Unproved properties are reviewed at least annually for impairment or whenever events or circumstances indicate that the carrying amount of an asset may not be recoverable. Impairment charges are recorded if conditions indicate the Company does not intend to drill the acreage prior to expiration of the applicable leases or if it is determined that the carrying value of the properties is above their fair value.
There were no impairments of proved oil and gas properties recorded by the Company for the year ended December 31, 2011. During the year ended December 31, 2011, the Company recognized $0.6 million of charges within other, net on its statement of operations related to the expiration of certain unproved leasehold positions that the Company did not intend to drill.
Derivative Instruments
The Company engages with DTE Energy Trading, Inc. (DTE Energy Trading) to enter into financial instruments to hedge forecasted crude oil sales against the variability in expected future cash flows attributable to changes in market prices. The Company uses a number of different derivative instruments, principally swaps, in connection with their commodity risk management activities. Swap instruments are contractual agreements between counterparties to exchange obligations of money as the underlying crude oil is sold. Under its commodity-based swap agreements, the Company receives or pays a fixed price and receives or remits a floating price to DTE Energy Trading based on certain indices for the relevant contract period. Upon settlement of the underlying crude oil transaction, DTE allocates the realized cash gains or losses to the Company. The Company has no relationship with external counter parties and does not apply hedge accounting to its derivative instruments with DTE Energy Trading. For the year ended December 31, 2011, the Company realized hedge gains of $0.2 million within oil production revenue on its statement of operations.
Environmental Matters
The Company is subject to various federal, state and local laws and regulations relating to the protection of the environment. Management has established procedures for the ongoing evaluation of the Companys operations, to identify potential environmental exposures and to comply with regulatory policies and procedures. Environmental expenditures that relate to current operations are expensed or capitalized as appropriate. Expenditures that relate to an existing condition caused by past operations and do not contribute to current or future revenue generation are expensed. Liabilities are recorded when environmental assessments and/or clean-ups are probable, and the costs can be reasonably estimated. At December 31, 2011, the Company had no environmental matters requiring specific disclosure or requiring the recognition of a liability.
Revenue Recognition
The Company generally sells natural gas, crude oil and natural gas liquids (NGLs) at prevailing market prices. Generally, the Companys sales contracts are based on pricing provisions that are tied to a market index, with certain fixed adjustments based on proximity to gathering and transmission lines and the quality of its natural gas. Generally, the market index is fixed 5 business days prior to the commencement of the production month. Revenue and the related accounts receivable are recognized when produced quantities are delivered to a custody transfer point, persuasive evidence of a sales arrangement exists, the rights and responsibility of ownership pass to the purchaser upon delivery, collection of revenue from the sale is reasonably assured and the sales price is fixed or determinable. Revenues from the production of natural gas and crude oil, in which the Company has an interest with other producers, are recognized on the basis of its percentage ownership of working interest and/or overriding royalty.

[Element position data]
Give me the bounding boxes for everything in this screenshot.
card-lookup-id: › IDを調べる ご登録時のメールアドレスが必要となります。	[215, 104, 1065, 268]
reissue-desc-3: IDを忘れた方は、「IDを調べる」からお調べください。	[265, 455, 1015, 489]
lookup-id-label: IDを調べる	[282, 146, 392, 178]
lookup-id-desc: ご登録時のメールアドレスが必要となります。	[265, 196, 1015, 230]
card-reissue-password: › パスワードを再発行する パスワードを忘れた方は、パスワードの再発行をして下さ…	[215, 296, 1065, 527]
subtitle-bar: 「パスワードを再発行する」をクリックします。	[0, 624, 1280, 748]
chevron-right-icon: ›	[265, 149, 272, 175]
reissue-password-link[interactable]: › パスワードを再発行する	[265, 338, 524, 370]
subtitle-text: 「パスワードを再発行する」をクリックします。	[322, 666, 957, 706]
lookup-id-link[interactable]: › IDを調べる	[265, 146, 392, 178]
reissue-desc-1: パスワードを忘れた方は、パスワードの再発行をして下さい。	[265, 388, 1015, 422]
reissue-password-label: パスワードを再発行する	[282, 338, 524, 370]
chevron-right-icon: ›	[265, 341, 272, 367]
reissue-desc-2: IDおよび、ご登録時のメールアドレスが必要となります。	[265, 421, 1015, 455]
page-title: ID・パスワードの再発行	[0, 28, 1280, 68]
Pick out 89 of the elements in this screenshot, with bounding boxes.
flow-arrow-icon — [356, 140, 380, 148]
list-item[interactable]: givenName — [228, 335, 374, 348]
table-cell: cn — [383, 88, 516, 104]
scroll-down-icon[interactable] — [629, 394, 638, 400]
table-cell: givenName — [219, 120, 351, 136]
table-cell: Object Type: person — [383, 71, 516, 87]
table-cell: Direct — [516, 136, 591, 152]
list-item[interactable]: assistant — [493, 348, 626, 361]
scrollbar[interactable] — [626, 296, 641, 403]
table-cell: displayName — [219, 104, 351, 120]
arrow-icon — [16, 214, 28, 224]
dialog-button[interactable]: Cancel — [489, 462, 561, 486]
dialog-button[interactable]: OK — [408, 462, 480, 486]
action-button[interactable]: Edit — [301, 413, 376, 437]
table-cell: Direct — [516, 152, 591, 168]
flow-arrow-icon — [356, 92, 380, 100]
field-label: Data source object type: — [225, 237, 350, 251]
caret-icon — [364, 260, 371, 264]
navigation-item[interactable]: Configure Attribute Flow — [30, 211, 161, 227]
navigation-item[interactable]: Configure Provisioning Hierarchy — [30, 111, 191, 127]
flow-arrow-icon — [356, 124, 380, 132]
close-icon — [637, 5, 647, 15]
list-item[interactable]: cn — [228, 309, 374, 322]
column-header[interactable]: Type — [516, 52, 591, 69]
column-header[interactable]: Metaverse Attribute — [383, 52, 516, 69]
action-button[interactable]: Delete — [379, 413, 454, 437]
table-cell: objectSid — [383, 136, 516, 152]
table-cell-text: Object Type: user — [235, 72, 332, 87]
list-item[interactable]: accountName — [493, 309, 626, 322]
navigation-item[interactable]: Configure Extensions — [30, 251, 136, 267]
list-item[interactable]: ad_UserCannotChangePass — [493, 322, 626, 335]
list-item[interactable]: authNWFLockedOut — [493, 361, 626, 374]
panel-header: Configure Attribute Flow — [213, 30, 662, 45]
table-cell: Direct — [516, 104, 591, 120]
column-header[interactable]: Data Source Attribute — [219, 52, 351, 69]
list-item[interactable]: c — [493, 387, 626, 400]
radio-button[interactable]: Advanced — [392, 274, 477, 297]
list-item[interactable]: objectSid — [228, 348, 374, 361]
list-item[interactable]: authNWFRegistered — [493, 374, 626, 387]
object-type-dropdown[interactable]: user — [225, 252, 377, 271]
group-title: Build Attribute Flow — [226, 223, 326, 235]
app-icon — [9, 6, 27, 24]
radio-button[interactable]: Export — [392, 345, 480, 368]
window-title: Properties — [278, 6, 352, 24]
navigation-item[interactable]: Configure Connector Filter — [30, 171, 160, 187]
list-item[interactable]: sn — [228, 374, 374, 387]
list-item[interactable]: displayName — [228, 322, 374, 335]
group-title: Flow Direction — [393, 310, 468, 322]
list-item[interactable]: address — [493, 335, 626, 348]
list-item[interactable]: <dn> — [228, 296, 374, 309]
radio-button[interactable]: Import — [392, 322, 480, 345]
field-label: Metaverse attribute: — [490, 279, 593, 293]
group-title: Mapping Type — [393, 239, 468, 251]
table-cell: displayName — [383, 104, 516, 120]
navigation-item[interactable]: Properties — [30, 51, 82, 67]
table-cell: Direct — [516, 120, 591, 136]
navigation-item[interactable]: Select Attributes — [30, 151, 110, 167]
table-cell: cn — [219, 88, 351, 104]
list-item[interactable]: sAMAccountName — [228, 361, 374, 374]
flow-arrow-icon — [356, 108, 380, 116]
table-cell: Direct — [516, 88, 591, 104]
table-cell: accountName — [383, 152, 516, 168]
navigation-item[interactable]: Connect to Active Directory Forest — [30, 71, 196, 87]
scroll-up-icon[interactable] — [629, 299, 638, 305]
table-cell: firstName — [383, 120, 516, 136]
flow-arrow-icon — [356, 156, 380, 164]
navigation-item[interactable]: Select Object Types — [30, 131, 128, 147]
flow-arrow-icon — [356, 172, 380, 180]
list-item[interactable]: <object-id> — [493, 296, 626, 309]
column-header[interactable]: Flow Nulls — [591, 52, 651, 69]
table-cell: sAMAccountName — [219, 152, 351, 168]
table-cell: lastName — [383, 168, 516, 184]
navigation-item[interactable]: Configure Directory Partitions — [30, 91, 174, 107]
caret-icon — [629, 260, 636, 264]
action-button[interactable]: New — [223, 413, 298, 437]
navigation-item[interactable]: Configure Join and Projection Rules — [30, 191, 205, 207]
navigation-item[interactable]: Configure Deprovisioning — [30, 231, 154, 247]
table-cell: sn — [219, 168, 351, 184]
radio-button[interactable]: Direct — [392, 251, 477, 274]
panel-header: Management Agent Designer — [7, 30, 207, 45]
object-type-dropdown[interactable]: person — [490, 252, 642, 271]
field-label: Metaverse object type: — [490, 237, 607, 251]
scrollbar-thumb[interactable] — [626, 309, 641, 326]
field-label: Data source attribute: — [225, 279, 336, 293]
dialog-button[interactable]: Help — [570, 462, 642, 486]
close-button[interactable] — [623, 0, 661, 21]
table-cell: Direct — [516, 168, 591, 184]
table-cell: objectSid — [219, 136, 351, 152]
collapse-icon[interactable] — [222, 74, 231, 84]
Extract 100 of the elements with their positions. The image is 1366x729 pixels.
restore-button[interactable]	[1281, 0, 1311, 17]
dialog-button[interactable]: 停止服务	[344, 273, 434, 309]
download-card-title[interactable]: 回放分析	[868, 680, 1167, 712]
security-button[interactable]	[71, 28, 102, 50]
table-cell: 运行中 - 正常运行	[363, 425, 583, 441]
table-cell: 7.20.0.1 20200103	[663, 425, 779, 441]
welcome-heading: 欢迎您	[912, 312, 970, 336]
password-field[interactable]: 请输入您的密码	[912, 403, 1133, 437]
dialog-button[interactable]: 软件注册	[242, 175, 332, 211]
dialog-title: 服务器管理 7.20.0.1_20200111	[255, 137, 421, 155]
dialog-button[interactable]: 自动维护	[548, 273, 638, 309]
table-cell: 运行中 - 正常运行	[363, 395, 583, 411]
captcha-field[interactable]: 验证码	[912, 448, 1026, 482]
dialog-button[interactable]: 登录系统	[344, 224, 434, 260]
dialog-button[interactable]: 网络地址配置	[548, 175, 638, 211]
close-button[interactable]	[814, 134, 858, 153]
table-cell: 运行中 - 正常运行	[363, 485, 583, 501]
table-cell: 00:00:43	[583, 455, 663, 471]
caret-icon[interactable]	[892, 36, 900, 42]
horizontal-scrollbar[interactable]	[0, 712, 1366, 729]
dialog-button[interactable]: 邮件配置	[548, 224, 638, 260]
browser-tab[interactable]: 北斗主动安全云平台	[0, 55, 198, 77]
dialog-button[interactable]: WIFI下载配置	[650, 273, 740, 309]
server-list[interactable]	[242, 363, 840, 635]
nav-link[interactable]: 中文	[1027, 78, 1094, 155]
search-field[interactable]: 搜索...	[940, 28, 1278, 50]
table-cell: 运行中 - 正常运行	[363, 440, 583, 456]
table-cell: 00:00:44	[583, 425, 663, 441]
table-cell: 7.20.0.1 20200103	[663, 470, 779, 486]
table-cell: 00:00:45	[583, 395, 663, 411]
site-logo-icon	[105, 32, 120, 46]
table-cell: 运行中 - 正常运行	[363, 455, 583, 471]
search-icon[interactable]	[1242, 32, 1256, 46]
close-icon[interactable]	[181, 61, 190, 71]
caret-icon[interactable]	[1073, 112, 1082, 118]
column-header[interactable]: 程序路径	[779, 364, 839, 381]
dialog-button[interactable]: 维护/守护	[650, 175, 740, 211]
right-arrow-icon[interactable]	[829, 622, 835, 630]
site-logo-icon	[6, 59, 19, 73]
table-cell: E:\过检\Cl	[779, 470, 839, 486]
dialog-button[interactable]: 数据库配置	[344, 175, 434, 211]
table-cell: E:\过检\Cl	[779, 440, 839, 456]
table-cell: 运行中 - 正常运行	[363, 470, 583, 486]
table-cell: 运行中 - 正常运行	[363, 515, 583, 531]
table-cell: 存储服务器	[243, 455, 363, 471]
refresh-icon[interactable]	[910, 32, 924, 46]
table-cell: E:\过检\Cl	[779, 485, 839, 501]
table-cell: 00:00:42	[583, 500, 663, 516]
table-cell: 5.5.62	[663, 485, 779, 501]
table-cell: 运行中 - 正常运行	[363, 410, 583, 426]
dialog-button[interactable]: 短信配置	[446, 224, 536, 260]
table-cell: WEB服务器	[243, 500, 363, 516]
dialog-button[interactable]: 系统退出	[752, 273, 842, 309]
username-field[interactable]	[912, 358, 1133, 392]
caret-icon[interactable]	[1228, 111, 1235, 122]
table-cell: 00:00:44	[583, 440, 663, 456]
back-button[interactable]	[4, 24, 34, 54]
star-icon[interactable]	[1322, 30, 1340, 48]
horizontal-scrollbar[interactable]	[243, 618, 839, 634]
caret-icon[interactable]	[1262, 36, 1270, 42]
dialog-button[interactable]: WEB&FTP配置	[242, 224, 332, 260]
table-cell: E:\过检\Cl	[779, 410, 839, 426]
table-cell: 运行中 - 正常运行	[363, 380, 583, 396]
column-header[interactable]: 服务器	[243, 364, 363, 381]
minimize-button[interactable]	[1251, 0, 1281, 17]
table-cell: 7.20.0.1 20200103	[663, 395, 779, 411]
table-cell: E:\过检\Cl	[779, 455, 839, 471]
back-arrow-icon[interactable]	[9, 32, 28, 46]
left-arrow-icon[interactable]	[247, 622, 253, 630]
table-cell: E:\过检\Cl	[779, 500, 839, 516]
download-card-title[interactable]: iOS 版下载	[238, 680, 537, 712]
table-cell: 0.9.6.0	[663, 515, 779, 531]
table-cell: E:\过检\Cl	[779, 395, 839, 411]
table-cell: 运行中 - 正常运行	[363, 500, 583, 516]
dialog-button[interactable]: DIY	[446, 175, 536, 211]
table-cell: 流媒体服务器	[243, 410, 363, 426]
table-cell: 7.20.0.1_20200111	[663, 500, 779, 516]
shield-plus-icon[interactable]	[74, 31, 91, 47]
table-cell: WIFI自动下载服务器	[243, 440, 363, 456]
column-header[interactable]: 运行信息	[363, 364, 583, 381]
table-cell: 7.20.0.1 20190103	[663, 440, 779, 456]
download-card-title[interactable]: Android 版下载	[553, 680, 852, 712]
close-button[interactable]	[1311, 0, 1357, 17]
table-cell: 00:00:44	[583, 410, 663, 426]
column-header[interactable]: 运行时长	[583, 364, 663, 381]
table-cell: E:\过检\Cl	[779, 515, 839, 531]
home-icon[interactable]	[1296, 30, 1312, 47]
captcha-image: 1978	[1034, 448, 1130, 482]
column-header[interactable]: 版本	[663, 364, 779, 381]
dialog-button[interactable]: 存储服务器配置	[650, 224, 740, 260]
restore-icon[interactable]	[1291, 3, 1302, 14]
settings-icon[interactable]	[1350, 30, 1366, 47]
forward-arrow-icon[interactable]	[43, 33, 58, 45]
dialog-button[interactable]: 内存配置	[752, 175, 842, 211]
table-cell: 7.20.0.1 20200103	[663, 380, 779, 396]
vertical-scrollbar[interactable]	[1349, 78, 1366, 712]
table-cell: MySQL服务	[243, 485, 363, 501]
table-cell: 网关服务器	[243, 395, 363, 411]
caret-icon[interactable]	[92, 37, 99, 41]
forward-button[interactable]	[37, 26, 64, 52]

EXERCISE - Using the accounting notes, explain why the Company recognized $0.6 million of charges within other, net for the year ended December 31, 2011.

ANSWER TO THE TASK - The charges related to the expiration of certain unproved leasehold positions that the Company did not intend to drill. Under the Company's policy, impairment charges are recorded when conditions indicate the Company does not intend to drill acreage before the applicable leases expire.